(Stored records)

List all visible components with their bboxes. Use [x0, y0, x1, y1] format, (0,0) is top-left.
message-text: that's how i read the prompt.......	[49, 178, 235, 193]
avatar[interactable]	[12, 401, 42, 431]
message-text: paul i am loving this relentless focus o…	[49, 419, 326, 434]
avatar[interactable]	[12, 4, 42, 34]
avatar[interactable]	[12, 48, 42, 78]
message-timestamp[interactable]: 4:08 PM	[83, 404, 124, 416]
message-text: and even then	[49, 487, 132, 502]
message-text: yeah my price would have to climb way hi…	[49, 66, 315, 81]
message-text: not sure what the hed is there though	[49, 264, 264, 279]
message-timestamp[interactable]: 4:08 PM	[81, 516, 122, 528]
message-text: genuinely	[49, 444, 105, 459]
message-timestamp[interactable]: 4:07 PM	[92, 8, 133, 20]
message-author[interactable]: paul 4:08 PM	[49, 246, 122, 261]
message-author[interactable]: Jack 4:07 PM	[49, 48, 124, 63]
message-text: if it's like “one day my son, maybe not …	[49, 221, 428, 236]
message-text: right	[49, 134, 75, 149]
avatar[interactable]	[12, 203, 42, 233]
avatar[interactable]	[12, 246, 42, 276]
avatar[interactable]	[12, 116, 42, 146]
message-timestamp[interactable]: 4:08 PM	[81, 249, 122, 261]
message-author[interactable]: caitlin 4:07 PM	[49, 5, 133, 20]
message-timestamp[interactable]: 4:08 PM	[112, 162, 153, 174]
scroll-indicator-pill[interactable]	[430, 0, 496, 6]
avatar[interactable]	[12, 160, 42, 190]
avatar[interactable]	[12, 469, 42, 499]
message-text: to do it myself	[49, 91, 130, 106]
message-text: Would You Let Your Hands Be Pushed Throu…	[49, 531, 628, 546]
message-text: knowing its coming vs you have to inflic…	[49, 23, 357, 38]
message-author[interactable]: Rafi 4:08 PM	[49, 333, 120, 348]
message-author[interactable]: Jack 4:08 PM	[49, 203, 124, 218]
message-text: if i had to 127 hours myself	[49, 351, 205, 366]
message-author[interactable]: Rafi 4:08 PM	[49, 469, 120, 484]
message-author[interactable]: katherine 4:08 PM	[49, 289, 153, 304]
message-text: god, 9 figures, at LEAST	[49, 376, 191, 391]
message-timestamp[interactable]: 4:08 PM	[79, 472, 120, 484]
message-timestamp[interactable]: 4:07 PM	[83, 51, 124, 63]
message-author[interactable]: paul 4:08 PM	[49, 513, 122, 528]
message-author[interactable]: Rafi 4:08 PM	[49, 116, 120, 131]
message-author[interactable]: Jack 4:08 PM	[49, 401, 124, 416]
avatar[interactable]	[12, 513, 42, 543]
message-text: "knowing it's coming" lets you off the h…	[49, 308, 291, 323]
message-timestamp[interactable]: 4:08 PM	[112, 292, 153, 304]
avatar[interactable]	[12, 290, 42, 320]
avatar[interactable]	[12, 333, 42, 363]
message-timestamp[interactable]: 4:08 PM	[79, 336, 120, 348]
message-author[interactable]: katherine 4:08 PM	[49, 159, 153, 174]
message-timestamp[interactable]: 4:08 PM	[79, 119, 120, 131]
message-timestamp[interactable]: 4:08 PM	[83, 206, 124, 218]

TASK INSTRUCTIONS
Copy all of the rows above again word for word.

TASK SOLUTION
List all visible components with their bboxes. Use [x0, y0, x1, y1] format, (0,0) is top-left.
message-text: that's how i read the prompt.......	[49, 178, 235, 193]
avatar[interactable]	[12, 401, 42, 431]
message-text: paul i am loving this relentless focus o…	[49, 419, 326, 434]
avatar[interactable]	[12, 4, 42, 34]
avatar[interactable]	[12, 48, 42, 78]
message-timestamp[interactable]: 4:08 PM	[83, 404, 124, 416]
message-text: and even then	[49, 487, 132, 502]
message-text: yeah my price would have to climb way hi…	[49, 66, 315, 81]
message-text: not sure what the hed is there though	[49, 264, 264, 279]
message-timestamp[interactable]: 4:08 PM	[81, 516, 122, 528]
message-text: genuinely	[49, 444, 105, 459]
message-timestamp[interactable]: 4:07 PM	[92, 8, 133, 20]
message-author[interactable]: paul 4:08 PM	[49, 246, 122, 261]
message-author[interactable]: Jack 4:07 PM	[49, 48, 124, 63]
message-text: if it's like “one day my son, maybe not …	[49, 221, 428, 236]
message-text: right	[49, 134, 75, 149]
avatar[interactable]	[12, 203, 42, 233]
avatar[interactable]	[12, 246, 42, 276]
avatar[interactable]	[12, 116, 42, 146]
message-timestamp[interactable]: 4:08 PM	[81, 249, 122, 261]
message-author[interactable]: caitlin 4:07 PM	[49, 5, 133, 20]
message-timestamp[interactable]: 4:08 PM	[112, 162, 153, 174]
scroll-indicator-pill[interactable]	[430, 0, 496, 6]
avatar[interactable]	[12, 160, 42, 190]
avatar[interactable]	[12, 469, 42, 499]
message-text: to do it myself	[49, 91, 130, 106]
message-text: Would You Let Your Hands Be Pushed Throu…	[49, 531, 628, 546]
message-text: knowing its coming vs you have to inflic…	[49, 23, 357, 38]
message-author[interactable]: Rafi 4:08 PM	[49, 333, 120, 348]
message-author[interactable]: Jack 4:08 PM	[49, 203, 124, 218]
message-text: if i had to 127 hours myself	[49, 351, 205, 366]
message-author[interactable]: Rafi 4:08 PM	[49, 469, 120, 484]
message-author[interactable]: katherine 4:08 PM	[49, 289, 153, 304]
message-text: god, 9 figures, at LEAST	[49, 376, 191, 391]
message-timestamp[interactable]: 4:08 PM	[79, 472, 120, 484]
message-timestamp[interactable]: 4:07 PM	[83, 51, 124, 63]
message-author[interactable]: paul 4:08 PM	[49, 513, 122, 528]
message-author[interactable]: Rafi 4:08 PM	[49, 116, 120, 131]
message-author[interactable]: Jack 4:08 PM	[49, 401, 124, 416]
avatar[interactable]	[12, 513, 42, 543]
message-text: "knowing it's coming" lets you off the h…	[49, 308, 291, 323]
message-timestamp[interactable]: 4:08 PM	[112, 292, 153, 304]
avatar[interactable]	[12, 290, 42, 320]
avatar[interactable]	[12, 333, 42, 363]
message-timestamp[interactable]: 4:08 PM	[79, 336, 120, 348]
message-author[interactable]: katherine 4:08 PM	[49, 159, 153, 174]
message-timestamp[interactable]: 4:08 PM	[79, 119, 120, 131]
message-timestamp[interactable]: 4:08 PM	[83, 206, 124, 218]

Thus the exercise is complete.